§ **WHAT NEEDS TO BE DONE**
Only a number is wanted: the count of lines in this listing that contain "perheneuvojan".

§ **STORED RECORDS**
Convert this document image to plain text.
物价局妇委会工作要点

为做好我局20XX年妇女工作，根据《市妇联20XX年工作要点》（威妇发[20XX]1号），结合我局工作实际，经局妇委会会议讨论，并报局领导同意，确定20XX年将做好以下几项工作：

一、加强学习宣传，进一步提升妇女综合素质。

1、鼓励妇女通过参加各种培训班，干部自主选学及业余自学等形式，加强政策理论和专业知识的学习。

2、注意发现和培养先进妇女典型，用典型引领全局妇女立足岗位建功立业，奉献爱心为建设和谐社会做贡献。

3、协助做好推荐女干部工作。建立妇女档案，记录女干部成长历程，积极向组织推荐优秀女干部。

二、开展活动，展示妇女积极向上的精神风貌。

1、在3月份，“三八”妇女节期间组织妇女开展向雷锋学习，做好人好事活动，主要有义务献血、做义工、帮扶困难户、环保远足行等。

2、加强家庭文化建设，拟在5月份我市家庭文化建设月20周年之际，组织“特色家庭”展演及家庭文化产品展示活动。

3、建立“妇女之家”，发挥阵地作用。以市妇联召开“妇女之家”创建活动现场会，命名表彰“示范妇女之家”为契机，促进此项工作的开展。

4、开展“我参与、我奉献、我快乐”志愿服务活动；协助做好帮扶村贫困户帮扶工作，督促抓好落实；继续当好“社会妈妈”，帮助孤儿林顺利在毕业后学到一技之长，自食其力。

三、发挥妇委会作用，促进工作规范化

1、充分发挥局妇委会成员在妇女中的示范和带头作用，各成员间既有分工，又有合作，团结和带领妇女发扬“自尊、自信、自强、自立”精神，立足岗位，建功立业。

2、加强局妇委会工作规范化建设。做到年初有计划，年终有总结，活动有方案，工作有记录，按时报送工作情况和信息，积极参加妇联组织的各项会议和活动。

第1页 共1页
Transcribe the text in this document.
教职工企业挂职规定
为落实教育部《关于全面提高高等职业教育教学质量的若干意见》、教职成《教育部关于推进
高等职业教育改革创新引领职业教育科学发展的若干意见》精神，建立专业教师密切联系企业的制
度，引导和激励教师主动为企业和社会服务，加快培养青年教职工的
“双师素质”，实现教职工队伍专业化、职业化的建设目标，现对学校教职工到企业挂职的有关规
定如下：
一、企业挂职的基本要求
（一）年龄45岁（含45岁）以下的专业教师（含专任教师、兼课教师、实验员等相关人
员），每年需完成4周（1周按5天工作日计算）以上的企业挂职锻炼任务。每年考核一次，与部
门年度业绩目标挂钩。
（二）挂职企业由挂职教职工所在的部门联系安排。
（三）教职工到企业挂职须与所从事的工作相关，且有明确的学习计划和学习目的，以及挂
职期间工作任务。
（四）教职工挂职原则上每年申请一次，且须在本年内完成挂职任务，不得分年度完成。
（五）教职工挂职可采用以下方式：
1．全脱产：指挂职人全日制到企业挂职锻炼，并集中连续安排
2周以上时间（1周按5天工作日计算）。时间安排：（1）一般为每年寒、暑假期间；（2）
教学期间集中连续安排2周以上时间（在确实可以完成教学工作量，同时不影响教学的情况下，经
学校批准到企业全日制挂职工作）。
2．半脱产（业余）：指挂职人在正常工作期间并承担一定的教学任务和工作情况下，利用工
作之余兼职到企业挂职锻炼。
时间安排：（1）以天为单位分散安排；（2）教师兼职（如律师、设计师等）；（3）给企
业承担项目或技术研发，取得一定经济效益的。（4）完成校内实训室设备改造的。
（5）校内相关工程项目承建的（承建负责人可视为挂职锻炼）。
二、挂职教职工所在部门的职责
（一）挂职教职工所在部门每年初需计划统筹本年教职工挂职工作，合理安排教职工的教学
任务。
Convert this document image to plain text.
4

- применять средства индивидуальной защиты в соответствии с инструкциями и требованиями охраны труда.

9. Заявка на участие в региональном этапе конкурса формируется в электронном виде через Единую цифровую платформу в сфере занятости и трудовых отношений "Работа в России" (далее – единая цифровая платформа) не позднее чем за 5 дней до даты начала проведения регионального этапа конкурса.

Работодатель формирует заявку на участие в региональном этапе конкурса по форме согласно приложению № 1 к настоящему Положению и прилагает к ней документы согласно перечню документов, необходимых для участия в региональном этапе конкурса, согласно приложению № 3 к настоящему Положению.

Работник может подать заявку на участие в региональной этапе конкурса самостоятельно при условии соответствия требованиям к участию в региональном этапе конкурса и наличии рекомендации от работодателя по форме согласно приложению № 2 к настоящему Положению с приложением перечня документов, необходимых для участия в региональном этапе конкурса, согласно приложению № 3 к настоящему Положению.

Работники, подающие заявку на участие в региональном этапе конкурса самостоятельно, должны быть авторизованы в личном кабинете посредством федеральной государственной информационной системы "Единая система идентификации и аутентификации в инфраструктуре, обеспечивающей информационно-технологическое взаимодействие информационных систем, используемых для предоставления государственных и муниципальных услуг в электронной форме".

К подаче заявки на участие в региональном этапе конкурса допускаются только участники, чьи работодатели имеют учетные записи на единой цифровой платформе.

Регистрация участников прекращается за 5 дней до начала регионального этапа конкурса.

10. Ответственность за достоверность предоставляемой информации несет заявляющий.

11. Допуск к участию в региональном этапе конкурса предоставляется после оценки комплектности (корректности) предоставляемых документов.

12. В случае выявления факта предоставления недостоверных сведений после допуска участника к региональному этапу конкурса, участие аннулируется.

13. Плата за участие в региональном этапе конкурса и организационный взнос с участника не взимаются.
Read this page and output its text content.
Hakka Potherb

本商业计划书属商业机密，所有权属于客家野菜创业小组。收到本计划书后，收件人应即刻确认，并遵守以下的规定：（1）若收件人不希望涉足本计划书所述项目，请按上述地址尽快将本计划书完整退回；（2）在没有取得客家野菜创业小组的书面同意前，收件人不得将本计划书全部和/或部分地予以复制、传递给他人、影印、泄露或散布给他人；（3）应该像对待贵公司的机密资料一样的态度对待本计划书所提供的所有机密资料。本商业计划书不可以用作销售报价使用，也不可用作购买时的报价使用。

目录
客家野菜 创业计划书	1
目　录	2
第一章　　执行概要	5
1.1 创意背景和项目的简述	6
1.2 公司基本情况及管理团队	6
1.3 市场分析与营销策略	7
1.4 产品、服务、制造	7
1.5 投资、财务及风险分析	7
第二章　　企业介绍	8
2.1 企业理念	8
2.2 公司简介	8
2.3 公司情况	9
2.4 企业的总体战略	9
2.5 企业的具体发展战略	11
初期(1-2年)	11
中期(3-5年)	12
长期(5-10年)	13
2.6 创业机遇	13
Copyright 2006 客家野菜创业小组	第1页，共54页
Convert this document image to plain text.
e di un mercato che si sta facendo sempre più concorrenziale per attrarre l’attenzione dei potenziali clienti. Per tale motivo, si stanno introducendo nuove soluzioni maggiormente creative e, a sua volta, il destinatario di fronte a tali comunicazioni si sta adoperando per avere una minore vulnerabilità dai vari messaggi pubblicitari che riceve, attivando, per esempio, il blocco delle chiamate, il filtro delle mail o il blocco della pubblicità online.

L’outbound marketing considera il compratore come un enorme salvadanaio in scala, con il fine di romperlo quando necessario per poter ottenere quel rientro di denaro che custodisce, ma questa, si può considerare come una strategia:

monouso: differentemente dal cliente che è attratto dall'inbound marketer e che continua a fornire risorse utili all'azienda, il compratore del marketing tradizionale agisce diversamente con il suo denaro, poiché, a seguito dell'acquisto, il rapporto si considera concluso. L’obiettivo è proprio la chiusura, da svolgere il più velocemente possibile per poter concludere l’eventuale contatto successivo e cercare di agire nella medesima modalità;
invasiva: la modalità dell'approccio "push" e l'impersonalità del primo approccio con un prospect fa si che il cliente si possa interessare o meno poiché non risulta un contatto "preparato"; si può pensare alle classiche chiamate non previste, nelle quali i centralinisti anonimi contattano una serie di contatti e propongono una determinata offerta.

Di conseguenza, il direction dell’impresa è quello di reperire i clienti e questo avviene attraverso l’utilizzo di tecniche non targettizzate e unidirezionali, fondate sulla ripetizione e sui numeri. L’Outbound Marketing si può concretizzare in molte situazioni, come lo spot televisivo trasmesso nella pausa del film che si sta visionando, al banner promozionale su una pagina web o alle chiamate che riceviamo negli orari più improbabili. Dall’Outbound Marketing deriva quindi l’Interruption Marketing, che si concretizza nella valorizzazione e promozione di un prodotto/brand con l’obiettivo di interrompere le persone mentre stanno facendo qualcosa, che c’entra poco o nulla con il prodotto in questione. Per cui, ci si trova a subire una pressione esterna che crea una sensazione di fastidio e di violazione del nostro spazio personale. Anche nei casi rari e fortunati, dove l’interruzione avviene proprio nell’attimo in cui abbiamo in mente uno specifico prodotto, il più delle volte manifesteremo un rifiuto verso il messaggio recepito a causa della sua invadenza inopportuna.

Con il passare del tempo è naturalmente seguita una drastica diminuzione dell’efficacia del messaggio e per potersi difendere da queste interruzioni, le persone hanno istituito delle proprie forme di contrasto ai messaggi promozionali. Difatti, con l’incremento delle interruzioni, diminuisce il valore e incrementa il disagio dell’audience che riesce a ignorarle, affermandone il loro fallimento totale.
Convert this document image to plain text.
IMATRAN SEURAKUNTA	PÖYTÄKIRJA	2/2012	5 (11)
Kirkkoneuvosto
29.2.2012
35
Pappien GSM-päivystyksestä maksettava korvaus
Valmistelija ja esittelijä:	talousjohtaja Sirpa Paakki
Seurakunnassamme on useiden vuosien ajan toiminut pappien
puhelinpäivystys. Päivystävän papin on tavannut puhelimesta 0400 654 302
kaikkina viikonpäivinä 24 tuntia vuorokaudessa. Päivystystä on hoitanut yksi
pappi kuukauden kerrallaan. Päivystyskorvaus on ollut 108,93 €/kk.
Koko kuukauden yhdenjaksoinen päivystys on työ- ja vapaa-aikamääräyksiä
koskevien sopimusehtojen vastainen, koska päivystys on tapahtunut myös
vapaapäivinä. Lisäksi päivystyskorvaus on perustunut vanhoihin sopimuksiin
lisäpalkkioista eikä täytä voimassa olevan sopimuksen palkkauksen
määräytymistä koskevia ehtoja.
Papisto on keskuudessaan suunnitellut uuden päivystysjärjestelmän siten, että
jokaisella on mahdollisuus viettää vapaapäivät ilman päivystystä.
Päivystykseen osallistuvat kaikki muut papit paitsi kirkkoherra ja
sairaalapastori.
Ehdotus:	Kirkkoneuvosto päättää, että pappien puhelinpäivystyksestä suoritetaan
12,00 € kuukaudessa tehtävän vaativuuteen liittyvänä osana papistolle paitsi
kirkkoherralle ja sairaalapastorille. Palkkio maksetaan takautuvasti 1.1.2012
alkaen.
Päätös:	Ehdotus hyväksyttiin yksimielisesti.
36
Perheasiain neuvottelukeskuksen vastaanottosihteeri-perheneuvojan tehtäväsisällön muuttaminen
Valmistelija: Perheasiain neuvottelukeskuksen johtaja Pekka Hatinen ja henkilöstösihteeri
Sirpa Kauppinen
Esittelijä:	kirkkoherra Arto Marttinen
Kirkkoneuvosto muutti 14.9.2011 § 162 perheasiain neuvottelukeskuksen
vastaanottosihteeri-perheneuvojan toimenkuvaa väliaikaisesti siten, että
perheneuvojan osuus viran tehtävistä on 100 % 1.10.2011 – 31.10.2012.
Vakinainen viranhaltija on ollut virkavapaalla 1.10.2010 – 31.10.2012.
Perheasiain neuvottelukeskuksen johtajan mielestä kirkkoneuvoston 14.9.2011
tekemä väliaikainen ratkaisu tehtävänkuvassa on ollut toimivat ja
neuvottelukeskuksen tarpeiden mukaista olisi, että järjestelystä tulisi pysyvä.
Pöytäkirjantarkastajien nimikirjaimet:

§ **RESPONSE TO THIS TASK**
3